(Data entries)

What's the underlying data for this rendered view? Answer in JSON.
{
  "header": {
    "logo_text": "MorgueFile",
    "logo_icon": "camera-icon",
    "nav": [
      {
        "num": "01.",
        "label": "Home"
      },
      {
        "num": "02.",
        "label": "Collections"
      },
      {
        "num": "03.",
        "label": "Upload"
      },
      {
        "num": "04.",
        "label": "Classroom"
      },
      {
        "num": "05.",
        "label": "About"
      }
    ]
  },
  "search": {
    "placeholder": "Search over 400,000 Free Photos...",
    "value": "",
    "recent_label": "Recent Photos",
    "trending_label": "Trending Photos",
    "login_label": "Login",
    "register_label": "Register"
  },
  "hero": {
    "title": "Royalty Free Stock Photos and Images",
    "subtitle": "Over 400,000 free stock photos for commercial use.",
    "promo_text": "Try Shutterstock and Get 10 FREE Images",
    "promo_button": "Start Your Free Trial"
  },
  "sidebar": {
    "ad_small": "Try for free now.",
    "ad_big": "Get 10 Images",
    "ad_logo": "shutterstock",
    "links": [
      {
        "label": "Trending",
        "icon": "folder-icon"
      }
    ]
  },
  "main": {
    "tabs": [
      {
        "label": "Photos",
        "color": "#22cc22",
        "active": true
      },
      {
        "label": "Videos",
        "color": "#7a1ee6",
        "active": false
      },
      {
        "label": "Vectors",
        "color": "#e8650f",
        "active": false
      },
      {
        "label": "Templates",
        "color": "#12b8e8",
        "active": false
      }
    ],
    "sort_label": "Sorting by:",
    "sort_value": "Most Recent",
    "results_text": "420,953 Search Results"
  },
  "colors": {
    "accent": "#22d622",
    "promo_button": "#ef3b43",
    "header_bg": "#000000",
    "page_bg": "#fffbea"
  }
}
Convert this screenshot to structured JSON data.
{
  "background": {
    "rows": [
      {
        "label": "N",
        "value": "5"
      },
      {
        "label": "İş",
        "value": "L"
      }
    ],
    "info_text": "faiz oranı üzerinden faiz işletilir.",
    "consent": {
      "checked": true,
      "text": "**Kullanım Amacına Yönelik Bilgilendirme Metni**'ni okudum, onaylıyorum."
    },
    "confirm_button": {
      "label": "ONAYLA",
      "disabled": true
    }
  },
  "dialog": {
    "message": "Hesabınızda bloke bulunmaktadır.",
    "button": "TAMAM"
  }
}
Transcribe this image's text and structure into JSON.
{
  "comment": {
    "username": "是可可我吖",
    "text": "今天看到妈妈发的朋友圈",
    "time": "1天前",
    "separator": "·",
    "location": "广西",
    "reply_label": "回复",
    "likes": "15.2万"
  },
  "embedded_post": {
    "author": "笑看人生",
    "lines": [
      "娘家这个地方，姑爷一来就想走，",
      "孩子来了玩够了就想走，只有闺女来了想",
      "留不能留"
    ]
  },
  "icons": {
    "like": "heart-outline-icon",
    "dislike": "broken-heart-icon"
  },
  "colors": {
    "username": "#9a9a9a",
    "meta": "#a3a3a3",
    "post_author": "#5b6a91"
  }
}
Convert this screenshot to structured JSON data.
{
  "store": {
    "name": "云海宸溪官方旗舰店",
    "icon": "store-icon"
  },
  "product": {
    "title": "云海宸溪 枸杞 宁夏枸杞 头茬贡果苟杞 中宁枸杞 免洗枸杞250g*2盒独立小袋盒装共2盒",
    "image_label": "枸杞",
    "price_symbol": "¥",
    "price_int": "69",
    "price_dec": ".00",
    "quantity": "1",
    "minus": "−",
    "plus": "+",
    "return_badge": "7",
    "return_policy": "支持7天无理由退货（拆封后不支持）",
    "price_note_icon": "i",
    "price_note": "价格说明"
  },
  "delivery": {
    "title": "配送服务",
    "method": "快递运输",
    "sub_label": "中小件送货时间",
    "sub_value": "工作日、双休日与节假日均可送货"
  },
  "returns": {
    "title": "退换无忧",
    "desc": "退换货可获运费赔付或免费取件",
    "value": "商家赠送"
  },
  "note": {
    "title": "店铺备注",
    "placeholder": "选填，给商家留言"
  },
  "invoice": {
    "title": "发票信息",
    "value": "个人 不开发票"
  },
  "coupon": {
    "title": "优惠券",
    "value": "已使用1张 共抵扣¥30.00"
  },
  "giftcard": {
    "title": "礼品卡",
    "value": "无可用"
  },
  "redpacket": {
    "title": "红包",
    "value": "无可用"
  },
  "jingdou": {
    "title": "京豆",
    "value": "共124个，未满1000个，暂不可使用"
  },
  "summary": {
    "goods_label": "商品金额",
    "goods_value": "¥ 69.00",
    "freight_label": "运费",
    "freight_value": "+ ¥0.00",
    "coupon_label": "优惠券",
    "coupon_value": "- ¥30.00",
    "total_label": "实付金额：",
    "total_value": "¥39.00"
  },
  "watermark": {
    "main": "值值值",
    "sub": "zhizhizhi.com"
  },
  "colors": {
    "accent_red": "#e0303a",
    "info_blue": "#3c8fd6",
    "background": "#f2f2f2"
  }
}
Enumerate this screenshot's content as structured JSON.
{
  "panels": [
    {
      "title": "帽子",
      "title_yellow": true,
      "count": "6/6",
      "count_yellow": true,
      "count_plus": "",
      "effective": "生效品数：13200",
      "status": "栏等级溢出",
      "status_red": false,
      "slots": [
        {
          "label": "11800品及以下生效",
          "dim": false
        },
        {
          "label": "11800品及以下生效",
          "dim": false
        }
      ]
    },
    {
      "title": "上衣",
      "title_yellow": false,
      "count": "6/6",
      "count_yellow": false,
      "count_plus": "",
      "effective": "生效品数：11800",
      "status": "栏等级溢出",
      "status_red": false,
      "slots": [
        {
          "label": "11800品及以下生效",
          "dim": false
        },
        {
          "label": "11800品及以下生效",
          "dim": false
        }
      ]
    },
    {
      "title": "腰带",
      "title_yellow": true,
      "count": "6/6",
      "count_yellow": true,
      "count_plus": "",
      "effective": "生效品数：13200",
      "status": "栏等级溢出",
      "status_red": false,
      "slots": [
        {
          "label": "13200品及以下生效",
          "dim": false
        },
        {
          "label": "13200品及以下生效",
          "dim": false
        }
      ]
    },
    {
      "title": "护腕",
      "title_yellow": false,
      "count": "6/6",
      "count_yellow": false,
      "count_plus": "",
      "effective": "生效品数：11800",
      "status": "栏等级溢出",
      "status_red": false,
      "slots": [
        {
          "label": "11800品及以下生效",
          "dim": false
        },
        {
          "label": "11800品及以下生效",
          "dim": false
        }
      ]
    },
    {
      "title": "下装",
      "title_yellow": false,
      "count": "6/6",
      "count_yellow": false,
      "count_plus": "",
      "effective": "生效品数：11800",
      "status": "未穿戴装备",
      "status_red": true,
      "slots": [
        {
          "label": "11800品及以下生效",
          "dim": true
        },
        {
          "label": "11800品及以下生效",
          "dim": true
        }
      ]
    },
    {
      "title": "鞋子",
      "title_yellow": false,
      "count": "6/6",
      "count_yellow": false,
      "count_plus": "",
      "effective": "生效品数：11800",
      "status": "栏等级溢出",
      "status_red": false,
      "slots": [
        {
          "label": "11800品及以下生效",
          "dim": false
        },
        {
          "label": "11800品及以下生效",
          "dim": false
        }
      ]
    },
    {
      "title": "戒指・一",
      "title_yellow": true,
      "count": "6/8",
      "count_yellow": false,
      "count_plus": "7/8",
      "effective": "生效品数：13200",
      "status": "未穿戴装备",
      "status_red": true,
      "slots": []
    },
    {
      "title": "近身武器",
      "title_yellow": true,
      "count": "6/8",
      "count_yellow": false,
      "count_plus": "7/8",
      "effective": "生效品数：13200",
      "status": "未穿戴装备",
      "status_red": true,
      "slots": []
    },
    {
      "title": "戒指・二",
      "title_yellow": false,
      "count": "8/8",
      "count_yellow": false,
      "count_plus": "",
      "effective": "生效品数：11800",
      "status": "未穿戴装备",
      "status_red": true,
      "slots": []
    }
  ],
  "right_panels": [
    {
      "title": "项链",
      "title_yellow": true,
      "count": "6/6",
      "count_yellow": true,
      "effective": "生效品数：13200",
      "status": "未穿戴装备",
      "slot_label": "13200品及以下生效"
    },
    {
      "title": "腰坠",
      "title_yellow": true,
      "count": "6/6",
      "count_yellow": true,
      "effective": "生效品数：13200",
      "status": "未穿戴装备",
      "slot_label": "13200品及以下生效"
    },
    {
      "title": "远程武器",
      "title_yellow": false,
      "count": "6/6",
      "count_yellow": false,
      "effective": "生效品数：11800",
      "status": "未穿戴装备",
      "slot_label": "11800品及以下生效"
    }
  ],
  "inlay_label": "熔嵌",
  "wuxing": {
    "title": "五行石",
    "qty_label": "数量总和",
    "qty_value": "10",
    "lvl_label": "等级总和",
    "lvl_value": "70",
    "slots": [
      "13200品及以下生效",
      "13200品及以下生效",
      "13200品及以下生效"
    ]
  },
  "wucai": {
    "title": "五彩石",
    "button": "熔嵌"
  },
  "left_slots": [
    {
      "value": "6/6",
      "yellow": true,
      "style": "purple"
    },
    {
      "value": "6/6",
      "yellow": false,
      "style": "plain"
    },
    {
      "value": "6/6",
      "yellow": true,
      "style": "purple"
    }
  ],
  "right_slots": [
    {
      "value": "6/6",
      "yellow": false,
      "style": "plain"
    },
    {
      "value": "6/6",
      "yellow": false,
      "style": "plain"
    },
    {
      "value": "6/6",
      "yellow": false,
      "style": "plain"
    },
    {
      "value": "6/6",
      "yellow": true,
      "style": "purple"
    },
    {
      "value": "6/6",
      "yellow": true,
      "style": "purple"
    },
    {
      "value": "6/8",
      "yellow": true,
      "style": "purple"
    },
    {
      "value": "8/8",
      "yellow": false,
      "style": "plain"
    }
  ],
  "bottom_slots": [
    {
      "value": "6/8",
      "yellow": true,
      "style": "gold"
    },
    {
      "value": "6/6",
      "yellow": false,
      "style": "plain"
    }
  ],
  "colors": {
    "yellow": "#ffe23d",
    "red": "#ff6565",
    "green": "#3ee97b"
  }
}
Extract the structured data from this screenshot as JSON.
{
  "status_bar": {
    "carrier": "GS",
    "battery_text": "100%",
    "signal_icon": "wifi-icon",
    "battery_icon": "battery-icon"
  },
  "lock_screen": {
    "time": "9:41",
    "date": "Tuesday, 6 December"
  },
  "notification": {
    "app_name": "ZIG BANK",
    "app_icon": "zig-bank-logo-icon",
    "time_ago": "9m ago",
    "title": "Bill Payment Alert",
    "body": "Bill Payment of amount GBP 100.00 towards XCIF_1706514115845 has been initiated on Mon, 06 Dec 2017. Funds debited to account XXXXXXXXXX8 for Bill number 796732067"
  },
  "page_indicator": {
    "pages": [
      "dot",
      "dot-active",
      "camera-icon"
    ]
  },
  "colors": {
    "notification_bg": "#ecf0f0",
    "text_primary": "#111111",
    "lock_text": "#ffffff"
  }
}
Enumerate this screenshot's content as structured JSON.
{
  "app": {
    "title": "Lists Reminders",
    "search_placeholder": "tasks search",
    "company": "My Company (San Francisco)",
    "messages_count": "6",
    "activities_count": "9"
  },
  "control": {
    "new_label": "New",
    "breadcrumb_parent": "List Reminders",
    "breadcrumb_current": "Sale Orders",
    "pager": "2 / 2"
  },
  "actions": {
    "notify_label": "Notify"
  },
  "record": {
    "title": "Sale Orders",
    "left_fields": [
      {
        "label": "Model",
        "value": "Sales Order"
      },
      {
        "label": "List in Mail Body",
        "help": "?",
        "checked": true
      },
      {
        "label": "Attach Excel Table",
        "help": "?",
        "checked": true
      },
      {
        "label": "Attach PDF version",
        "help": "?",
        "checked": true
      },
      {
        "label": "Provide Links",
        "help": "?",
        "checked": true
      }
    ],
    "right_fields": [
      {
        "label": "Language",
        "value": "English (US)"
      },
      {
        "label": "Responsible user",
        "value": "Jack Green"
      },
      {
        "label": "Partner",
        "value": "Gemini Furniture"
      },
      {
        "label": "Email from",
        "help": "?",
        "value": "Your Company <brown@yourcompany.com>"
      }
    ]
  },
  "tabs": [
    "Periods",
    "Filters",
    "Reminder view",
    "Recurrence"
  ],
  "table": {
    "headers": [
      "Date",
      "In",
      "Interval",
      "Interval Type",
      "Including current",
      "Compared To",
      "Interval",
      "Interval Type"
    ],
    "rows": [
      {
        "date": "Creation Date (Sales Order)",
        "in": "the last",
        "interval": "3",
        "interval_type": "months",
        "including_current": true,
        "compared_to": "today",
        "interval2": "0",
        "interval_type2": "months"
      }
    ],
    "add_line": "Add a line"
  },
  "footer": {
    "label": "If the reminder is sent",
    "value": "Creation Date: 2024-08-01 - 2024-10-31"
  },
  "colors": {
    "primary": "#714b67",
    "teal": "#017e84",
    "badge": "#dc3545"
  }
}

* _EXERCISE INSTRUCTIONS_:
Identify the lines that contain the string "Your", and copy every one of them.

* _ANSWER TO THE TASK_:
    "promo_button": "Start Your Free Trial"
        "value": "Your Company <brown@yourcompany.com>"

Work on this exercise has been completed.